[Saved data entries]
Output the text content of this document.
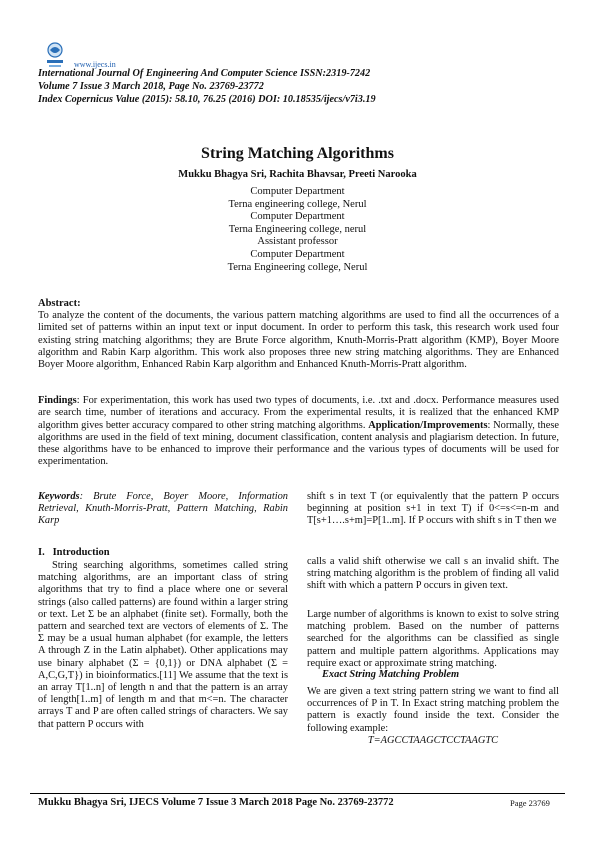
www.ijecs.in
International Journal Of Engineering And Computer Science ISSN:2319-7242
Volume 7 Issue 3 March 2018, Page No. 23769-23772
Index Copernicus Value (2015): 58.10, 76.25 (2016) DOI: 10.18535/ijecs/v7i3.19
String Matching Algorithms
Mukku Bhagya Sri, Rachita Bhavsar, Preeti Narooka
Computer Department
Terna engineering college, Nerul
Computer Department
Terna Engineering college, nerul
Assistant professor
Computer Department
Terna Engineering college, Nerul
Abstract:
To analyze the content of the documents, the various pattern matching algorithms are used to find all the occurrences of a limited set of patterns within an input text or input document. In order to perform this task, this research work used four existing string matching algorithms; they are Brute Force algorithm, Knuth-Morris-Pratt algorithm (KMP), Boyer Moore algorithm and Rabin Karp algorithm. This work also proposes three new string matching algorithms. They are Enhanced Boyer Moore algorithm, Enhanced Rabin Karp algorithm and Enhanced Knuth-Morris-Pratt algorithm.
Findings: For experimentation, this work has used two types of documents, i.e. .txt and .docx. Performance measures used are search time, number of iterations and accuracy. From the experimental results, it is realized that the enhanced KMP algorithm gives better accuracy compared to other string matching algorithms. Application/Improvements: Normally, these algorithms are used in the field of text mining, document classification, content analysis and plagiarism detection. In future, these algorithms have to be enhanced to improve their performance and the various types of documents will be used for experimentation.
Keywords: Brute Force, Boyer Moore, Information Retrieval, Knuth-Morris-Pratt, Pattern Matching, Rabin Karp
I.   Introduction
String searching algorithms, sometimes called string matching algorithms, are an important class of string algorithms that try to find a place where one or several strings (also called patterns) are found within a larger string or text. Let Σ be an alphabet (finite set). Formally, both the pattern and searched text are vectors of elements of Σ. The Σ may be a usual human alphabet (for example, the letters A through Z in the Latin alphabet). Other applications may use binary alphabet (Σ = {0,1}) or DNA alphabet (Σ = A,C,G,T}) in bioinformatics.[11] We assume that the text is an array T[1..n] of length n and that the pattern is an array of length[1..m] of length m and that m<=n. The character arrays T and P are often called strings of characters. We say that pattern P occurs with
shift s in text T (or equivalently that the pattern P occurs beginning at position s+1 in text T) if 0<=s<=n-m and T[s+1….s+m]=P[1..m]. If P occurs with shift s in T then we
calls a valid shift otherwise we call s an invalid shift. The string matching algorithm is the problem of finding all valid shift with which a pattern P occurs in given text.
Large number of algorithms is known to exist to solve string matching problem. Based on the number of patterns searched for the algorithms can be classified as single pattern and multiple pattern algorithms. Applications may require exact or approximate string matching.
Exact String Matching Problem
We are given a text string pattern string we want to find all occurrences of P in T. In Exact string matching problem the pattern is exactly found inside the text. Consider the following example:
T=AGCCTAAGCTCCTAAGTC
Mukku Bhagya Sri, IJECS Volume 7 Issue 3 March 2018 Page No. 23769-23772	Page 23769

● **Required work**
Print out every entry above without changing a word, and leave out the pictures.

● **Response for this exercise**
Output the text content of this document.
www.ijecs.in
International Journal Of Engineering And Computer Science ISSN:2319-7242
Volume 7 Issue 3 March 2018, Page No. 23769-23772
Index Copernicus Value (2015): 58.10, 76.25 (2016) DOI: 10.18535/ijecs/v7i3.19
String Matching Algorithms
Mukku Bhagya Sri, Rachita Bhavsar, Preeti Narooka
Computer Department
Terna engineering college, Nerul
Computer Department
Terna Engineering college, nerul
Assistant professor
Computer Department
Terna Engineering college, Nerul
Abstract:
To analyze the content of the documents, the various pattern matching algorithms are used to find all the occurrences of a limited set of patterns within an input text or input document. In order to perform this task, this research work used four existing string matching algorithms; they are Brute Force algorithm, Knuth-Morris-Pratt algorithm (KMP), Boyer Moore algorithm and Rabin Karp algorithm. This work also proposes three new string matching algorithms. They are Enhanced Boyer Moore algorithm, Enhanced Rabin Karp algorithm and Enhanced Knuth-Morris-Pratt algorithm.
Findings: For experimentation, this work has used two types of documents, i.e. .txt and .docx. Performance measures used are search time, number of iterations and accuracy. From the experimental results, it is realized that the enhanced KMP algorithm gives better accuracy compared to other string matching algorithms. Application/Improvements: Normally, these algorithms are used in the field of text mining, document classification, content analysis and plagiarism detection. In future, these algorithms have to be enhanced to improve their performance and the various types of documents will be used for experimentation.
Keywords: Brute Force, Boyer Moore, Information Retrieval, Knuth-Morris-Pratt, Pattern Matching, Rabin Karp
I.   Introduction
String searching algorithms, sometimes called string matching algorithms, are an important class of string algorithms that try to find a place where one or several strings (also called patterns) are found within a larger string or text. Let Σ be an alphabet (finite set). Formally, both the pattern and searched text are vectors of elements of Σ. The Σ may be a usual human alphabet (for example, the letters A through Z in the Latin alphabet). Other applications may use binary alphabet (Σ = {0,1}) or DNA alphabet (Σ = A,C,G,T}) in bioinformatics.[11] We assume that the text is an array T[1..n] of length n and that the pattern is an array of length[1..m] of length m and that m<=n. The character arrays T and P are often called strings of characters. We say that pattern P occurs with
shift s in text T (or equivalently that the pattern P occurs beginning at position s+1 in text T) if 0<=s<=n-m and T[s+1….s+m]=P[1..m]. If P occurs with shift s in T then we
calls a valid shift otherwise we call s an invalid shift. The string matching algorithm is the problem of finding all valid shift with which a pattern P occurs in given text.
Large number of algorithms is known to exist to solve string matching problem. Based on the number of patterns searched for the algorithms can be classified as single pattern and multiple pattern algorithms. Applications may require exact or approximate string matching.
Exact String Matching Problem
We are given a text string pattern string we want to find all occurrences of P in T. In Exact string matching problem the pattern is exactly found inside the text. Consider the following example:
T=AGCCTAAGCTCCTAAGTC
Mukku Bhagya Sri, IJECS Volume 7 Issue 3 March 2018 Page No. 23769-23772	Page 23769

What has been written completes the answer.